• **Task statement**: Search the material for the string "社会良知" and copy each line where it occurs.

Dataset items
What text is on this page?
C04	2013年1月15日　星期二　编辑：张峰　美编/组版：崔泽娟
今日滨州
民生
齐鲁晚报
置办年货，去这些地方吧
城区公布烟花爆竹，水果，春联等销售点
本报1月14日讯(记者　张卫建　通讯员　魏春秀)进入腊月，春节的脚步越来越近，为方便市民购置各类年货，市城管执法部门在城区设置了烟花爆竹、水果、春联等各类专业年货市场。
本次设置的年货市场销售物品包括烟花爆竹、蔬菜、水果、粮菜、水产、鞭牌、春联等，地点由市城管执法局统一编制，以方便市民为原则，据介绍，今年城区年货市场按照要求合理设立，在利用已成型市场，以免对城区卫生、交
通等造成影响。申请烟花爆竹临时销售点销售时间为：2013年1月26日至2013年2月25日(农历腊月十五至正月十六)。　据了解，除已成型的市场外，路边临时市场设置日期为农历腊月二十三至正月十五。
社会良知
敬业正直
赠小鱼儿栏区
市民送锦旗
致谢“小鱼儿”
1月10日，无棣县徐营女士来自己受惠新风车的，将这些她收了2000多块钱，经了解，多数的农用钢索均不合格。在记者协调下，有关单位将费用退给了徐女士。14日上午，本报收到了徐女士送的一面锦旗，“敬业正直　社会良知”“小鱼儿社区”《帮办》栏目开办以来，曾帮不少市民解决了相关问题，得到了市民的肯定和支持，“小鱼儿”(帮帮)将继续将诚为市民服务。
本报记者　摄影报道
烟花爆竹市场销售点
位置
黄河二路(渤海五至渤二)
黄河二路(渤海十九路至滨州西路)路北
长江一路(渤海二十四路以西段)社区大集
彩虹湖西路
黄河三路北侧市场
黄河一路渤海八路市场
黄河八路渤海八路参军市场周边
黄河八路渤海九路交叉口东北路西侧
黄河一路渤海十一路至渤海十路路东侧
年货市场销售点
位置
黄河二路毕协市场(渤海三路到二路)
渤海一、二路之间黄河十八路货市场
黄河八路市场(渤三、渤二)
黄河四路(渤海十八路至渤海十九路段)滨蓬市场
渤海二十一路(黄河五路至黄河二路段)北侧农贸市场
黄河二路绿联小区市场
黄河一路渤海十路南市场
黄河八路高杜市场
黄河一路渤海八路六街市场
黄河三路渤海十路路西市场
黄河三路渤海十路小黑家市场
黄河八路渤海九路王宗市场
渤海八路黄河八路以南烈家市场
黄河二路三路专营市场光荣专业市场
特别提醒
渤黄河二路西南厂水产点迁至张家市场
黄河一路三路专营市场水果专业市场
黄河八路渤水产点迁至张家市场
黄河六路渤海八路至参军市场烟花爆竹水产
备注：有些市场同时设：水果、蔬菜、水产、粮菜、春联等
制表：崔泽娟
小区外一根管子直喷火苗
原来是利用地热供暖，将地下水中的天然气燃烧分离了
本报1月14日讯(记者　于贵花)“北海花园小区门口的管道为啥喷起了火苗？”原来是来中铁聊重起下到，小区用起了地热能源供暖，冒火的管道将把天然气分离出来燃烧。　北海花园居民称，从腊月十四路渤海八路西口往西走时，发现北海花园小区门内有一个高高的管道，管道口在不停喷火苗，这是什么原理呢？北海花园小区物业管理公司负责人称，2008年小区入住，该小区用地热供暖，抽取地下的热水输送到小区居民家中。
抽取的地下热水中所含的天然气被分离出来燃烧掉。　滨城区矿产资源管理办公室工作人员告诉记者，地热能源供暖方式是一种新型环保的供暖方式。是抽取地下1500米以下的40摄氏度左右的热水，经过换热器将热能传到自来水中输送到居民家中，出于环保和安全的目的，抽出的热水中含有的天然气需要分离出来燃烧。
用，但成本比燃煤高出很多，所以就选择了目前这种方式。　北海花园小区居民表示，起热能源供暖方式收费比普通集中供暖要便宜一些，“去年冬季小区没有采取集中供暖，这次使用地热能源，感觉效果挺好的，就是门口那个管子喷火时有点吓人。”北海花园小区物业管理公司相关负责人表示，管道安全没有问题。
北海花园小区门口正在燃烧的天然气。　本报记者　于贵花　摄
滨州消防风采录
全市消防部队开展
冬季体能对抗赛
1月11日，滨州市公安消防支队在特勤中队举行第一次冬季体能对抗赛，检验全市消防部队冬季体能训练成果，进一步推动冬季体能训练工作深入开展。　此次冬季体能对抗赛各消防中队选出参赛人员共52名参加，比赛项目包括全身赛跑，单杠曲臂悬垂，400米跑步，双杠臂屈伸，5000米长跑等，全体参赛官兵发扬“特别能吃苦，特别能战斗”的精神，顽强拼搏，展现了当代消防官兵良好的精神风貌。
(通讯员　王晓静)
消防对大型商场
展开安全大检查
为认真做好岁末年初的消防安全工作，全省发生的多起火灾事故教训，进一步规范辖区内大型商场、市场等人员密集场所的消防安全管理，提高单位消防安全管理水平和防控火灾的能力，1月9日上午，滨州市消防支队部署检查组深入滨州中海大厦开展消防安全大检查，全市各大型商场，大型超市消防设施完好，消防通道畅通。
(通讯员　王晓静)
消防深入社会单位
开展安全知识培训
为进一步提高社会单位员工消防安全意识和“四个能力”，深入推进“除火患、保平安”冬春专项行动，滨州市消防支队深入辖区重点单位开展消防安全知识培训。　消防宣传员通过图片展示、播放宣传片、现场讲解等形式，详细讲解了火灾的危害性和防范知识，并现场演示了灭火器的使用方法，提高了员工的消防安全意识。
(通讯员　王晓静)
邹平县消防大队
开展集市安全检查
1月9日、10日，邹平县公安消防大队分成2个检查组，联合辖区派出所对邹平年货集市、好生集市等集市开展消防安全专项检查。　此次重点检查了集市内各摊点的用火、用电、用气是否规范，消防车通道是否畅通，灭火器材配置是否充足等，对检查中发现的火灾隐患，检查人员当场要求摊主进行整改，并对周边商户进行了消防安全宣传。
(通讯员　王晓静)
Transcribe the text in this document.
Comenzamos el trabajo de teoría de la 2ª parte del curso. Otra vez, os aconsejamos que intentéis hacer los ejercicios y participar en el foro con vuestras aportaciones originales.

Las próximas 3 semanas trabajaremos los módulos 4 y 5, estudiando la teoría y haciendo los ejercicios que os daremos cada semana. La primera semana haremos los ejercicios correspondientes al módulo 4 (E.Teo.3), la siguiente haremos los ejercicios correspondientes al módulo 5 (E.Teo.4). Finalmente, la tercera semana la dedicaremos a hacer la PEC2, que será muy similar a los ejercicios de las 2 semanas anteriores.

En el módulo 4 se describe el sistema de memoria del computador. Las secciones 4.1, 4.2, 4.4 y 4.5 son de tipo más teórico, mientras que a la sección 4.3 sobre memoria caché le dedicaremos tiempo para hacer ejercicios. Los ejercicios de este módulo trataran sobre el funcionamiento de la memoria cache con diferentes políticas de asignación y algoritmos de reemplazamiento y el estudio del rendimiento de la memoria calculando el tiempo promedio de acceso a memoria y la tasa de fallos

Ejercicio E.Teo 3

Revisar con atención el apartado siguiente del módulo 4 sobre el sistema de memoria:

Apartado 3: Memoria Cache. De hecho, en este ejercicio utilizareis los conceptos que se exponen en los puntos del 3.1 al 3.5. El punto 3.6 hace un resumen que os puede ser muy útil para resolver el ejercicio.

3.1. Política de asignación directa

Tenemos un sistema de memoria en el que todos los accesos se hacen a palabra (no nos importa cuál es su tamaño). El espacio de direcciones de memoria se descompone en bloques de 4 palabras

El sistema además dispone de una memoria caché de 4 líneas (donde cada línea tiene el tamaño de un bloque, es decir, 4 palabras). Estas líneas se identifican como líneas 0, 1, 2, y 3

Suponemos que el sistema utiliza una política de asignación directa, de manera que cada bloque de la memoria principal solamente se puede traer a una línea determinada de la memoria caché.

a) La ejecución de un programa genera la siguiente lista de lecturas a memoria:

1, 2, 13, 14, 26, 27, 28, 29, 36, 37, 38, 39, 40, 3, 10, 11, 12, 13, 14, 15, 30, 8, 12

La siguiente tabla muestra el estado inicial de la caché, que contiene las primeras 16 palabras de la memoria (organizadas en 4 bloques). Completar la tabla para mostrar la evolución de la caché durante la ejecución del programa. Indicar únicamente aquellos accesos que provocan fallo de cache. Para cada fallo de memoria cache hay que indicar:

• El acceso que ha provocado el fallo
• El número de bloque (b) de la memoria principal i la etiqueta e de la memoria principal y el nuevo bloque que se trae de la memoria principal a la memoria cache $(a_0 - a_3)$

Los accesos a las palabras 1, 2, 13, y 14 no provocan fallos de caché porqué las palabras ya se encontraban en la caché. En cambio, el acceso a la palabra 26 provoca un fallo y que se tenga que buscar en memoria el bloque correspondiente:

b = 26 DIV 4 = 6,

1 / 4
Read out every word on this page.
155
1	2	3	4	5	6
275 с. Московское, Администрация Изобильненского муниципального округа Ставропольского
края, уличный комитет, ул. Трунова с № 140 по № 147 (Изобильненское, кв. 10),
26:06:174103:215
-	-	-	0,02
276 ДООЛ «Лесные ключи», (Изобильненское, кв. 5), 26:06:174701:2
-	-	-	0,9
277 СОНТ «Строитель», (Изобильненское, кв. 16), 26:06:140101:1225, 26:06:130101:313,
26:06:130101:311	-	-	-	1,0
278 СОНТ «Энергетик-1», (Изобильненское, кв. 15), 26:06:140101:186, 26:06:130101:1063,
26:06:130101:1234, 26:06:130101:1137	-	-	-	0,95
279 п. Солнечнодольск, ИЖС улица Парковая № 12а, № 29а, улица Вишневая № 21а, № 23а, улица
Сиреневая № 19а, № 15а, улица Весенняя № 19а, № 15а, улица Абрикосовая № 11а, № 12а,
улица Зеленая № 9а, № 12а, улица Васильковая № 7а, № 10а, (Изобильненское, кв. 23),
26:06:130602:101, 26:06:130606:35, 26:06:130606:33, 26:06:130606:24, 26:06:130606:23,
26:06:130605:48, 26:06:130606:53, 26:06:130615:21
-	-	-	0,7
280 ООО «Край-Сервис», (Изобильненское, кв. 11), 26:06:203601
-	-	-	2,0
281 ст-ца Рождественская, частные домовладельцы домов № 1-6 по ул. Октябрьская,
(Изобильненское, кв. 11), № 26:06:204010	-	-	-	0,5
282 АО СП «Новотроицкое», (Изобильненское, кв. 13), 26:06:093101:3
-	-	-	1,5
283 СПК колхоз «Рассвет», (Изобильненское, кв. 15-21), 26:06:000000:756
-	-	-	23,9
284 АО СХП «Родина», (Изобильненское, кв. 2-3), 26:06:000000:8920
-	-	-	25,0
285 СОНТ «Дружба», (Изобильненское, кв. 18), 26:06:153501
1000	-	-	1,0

• **Response to this task**:
社会良知
1月10日，无棣县徐营女士来自己受惠新风车的，将这些她收了2000多块钱，经了解，多数的农用钢索均不合格。在记者协调下，有关单位将费用退给了徐女士。14日上午，本报收到了徐女士送的一面锦旗，“敬业正直　社会良知”“小鱼儿社区”《帮办》栏目开办以来，曾帮不少市民解决了相关问题，得到了市民的肯定和支持，“小鱼儿”(帮帮)将继续将诚为市民服务。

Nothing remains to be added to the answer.